Copy out every line that contains "velkojien".

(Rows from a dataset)
* Begin *

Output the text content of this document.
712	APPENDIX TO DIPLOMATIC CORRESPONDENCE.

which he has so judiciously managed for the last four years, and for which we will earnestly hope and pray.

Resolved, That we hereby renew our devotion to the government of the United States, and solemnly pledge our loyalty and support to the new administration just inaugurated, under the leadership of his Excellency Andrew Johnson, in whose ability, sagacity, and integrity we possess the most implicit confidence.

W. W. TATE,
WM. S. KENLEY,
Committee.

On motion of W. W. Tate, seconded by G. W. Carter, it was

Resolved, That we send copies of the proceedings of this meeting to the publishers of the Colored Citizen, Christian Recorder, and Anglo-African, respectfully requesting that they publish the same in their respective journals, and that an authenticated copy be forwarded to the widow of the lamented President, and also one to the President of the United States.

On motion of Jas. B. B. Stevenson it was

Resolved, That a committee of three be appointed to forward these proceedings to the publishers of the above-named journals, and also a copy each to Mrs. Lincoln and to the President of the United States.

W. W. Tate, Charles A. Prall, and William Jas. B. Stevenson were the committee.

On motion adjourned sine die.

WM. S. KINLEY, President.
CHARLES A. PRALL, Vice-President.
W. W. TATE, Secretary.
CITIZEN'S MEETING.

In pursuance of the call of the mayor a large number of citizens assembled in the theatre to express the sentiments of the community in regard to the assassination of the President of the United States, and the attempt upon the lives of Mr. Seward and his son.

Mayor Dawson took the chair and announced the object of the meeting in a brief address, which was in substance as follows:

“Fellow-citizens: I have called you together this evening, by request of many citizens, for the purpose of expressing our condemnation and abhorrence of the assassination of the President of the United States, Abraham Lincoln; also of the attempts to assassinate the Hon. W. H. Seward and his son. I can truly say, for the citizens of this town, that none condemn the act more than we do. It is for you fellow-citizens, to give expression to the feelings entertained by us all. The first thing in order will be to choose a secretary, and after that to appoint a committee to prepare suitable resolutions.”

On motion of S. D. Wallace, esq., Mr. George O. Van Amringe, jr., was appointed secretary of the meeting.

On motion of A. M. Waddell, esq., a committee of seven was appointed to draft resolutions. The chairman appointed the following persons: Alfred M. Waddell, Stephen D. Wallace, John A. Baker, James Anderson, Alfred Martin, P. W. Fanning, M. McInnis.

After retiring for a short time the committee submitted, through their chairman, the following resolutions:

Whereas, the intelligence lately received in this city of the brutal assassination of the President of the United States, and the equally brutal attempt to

* End *
* Begin *

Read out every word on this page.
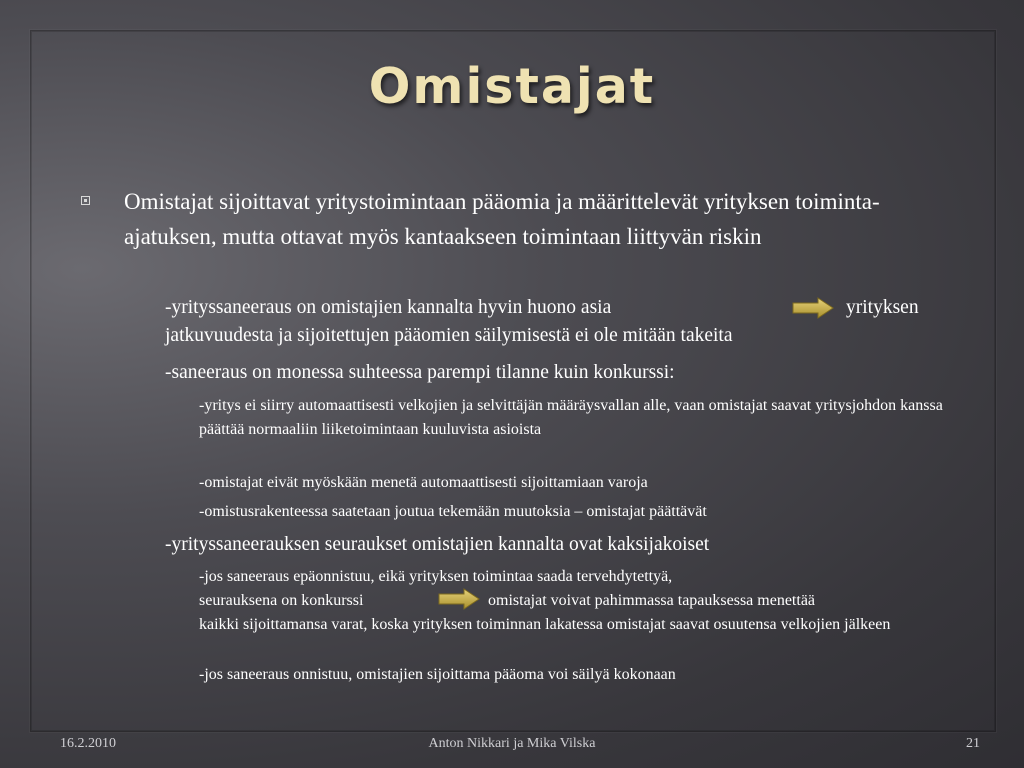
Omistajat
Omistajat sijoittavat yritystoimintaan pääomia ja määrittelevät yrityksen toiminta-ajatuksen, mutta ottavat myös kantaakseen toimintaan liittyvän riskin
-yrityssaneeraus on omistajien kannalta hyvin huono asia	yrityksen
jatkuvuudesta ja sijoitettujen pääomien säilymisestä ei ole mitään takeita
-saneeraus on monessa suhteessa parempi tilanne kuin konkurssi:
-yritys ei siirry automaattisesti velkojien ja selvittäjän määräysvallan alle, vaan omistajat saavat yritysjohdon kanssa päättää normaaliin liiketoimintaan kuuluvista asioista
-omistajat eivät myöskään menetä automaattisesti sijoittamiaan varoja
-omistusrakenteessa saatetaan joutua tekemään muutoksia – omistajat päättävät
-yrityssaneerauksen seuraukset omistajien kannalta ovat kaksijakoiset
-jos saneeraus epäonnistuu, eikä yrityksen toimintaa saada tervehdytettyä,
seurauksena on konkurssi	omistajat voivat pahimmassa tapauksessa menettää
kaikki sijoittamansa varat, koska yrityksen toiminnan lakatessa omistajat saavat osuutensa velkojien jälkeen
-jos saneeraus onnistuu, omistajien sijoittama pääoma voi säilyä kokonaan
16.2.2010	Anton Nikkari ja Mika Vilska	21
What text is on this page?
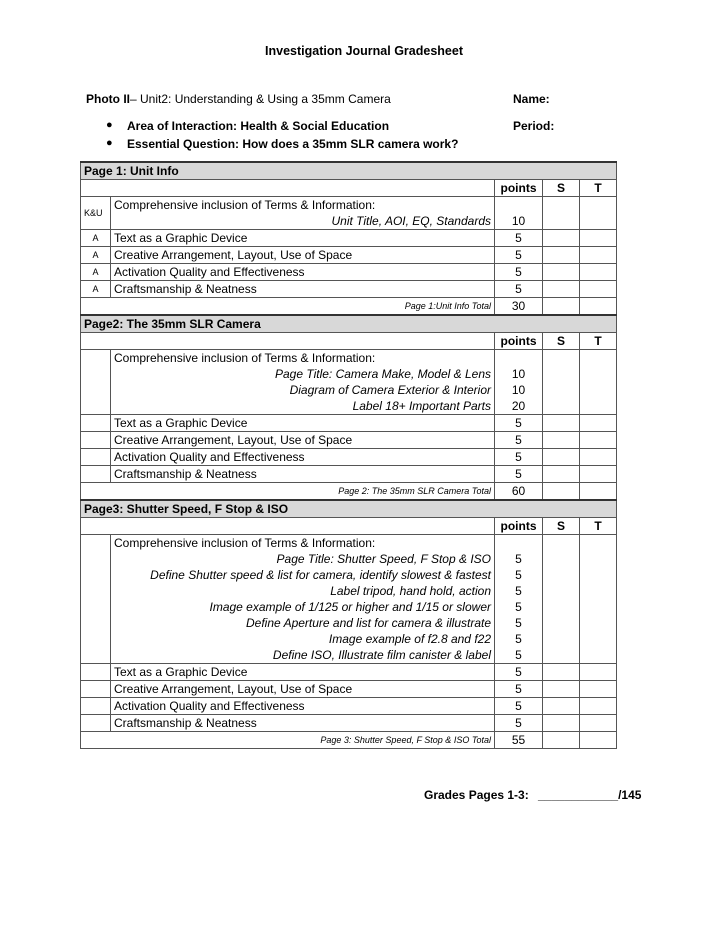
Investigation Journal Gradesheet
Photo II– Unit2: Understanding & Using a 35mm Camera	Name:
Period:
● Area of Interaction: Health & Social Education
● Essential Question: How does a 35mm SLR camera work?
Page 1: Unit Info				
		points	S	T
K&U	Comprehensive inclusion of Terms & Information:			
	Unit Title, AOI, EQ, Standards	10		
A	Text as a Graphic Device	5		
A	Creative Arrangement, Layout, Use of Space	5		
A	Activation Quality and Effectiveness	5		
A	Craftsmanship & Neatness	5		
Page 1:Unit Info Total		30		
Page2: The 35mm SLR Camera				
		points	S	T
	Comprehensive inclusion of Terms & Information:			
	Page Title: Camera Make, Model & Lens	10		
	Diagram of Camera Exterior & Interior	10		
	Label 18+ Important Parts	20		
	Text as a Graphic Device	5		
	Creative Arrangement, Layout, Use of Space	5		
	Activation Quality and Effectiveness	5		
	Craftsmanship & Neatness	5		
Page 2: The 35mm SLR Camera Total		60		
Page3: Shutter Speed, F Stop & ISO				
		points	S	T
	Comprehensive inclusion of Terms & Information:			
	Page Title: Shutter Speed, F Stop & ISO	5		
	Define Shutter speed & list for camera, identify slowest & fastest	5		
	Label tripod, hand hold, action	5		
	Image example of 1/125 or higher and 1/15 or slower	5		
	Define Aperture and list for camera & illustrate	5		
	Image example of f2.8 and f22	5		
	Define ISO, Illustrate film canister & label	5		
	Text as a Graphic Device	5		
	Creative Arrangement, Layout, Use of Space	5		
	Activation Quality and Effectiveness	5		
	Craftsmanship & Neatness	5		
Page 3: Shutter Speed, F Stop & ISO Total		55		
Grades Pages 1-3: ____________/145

* End *

(Written answer):
-yritys ei siirry automaattisesti velkojien ja selvittäjän määräysvallan alle, vaan omistajat saavat yritysjohdon kanssa päättää normaaliin liiketoimintaan kuuluvista asioista
kaikki sijoittamansa varat, koska yrityksen toiminnan lakatessa omistajat saavat osuutensa velkojien jälkeen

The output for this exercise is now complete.